# Entries shown start
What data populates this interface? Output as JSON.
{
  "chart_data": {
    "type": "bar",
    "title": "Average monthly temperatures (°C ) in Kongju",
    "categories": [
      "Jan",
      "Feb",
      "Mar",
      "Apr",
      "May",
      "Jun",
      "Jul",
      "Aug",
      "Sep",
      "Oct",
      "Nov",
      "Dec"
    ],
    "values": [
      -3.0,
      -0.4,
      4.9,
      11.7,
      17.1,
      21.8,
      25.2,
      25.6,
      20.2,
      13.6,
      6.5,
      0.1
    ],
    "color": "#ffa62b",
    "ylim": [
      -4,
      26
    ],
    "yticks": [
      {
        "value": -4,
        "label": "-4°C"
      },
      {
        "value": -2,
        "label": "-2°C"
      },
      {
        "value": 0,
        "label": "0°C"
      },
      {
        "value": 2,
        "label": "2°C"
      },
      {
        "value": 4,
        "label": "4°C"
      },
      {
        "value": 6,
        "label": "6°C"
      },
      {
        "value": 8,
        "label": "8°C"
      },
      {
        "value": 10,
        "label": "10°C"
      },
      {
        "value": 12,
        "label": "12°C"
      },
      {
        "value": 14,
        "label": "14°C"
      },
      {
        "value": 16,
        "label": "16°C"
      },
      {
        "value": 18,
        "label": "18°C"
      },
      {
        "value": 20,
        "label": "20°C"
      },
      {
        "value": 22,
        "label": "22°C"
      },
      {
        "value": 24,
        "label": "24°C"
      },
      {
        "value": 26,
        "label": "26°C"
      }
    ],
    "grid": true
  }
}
# Entries shown end
**Task**
Every record shown above should be written out again exactly.

**Exercise output**
What data populates this interface? Output as JSON.
{
  "chart_data": {
    "type": "bar",
    "title": "Average monthly temperatures (°C ) in Kongju",
    "categories": [
      "Jan",
      "Feb",
      "Mar",
      "Apr",
      "May",
      "Jun",
      "Jul",
      "Aug",
      "Sep",
      "Oct",
      "Nov",
      "Dec"
    ],
    "values": [
      -3.0,
      -0.4,
      4.9,
      11.7,
      17.1,
      21.8,
      25.2,
      25.6,
      20.2,
      13.6,
      6.5,
      0.1
    ],
    "color": "#ffa62b",
    "ylim": [
      -4,
      26
    ],
    "yticks": [
      {
        "value": -4,
        "label": "-4°C"
      },
      {
        "value": -2,
        "label": "-2°C"
      },
      {
        "value": 0,
        "label": "0°C"
      },
      {
        "value": 2,
        "label": "2°C"
      },
      {
        "value": 4,
        "label": "4°C"
      },
      {
        "value": 6,
        "label": "6°C"
      },
      {
        "value": 8,
        "label": "8°C"
      },
      {
        "value": 10,
        "label": "10°C"
      },
      {
        "value": 12,
        "label": "12°C"
      },
      {
        "value": 14,
        "label": "14°C"
      },
      {
        "value": 16,
        "label": "16°C"
      },
      {
        "value": 18,
        "label": "18°C"
      },
      {
        "value": 20,
        "label": "20°C"
      },
      {
        "value": 22,
        "label": "22°C"
      },
      {
        "value": 24,
        "label": "24°C"
      },
      {
        "value": 26,
        "label": "26°C"
      }
    ],
    "grid": true
  }
}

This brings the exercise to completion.